:: EXTRACTED RECORDS
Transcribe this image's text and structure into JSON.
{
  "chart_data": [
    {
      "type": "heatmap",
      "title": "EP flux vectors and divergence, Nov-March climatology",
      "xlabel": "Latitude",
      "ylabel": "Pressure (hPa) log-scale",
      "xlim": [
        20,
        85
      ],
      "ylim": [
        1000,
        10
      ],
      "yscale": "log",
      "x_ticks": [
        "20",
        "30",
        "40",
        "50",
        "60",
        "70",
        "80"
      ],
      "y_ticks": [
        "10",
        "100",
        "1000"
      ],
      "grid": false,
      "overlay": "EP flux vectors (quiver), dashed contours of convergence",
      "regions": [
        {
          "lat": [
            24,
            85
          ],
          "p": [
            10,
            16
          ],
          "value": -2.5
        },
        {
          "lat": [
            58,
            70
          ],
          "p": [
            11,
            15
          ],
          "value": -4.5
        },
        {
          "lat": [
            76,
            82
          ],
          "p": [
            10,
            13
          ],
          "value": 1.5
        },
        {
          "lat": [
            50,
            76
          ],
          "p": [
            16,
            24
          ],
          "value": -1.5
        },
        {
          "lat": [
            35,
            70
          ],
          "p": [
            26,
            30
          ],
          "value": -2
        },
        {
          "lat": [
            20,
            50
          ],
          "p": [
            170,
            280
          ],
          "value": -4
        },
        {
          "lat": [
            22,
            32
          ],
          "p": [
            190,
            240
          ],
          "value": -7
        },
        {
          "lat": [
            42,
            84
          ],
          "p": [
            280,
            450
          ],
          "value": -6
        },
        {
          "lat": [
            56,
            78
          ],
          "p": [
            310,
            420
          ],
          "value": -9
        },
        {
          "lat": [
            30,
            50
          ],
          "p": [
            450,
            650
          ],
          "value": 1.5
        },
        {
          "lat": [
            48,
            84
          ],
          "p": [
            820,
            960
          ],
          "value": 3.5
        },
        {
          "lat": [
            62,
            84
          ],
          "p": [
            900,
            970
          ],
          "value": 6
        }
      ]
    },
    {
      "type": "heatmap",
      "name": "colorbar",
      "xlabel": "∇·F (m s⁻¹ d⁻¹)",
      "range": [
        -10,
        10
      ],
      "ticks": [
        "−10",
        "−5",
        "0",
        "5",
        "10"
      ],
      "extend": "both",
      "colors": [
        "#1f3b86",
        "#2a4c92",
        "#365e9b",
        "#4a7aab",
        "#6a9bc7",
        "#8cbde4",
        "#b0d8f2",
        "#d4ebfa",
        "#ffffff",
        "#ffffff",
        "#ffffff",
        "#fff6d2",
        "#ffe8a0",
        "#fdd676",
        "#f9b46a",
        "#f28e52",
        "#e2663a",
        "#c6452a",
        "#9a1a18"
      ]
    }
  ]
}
::::
* _EXERCISE OBJECTIVE_: Copy every single line of the material above that holds "vectors".

* _RESPONSE TO THIS TASK_:
      "title": "EP flux vectors and divergence, Nov-March climatology",
      "overlay": "EP flux vectors (quiver), dashed contours of convergence",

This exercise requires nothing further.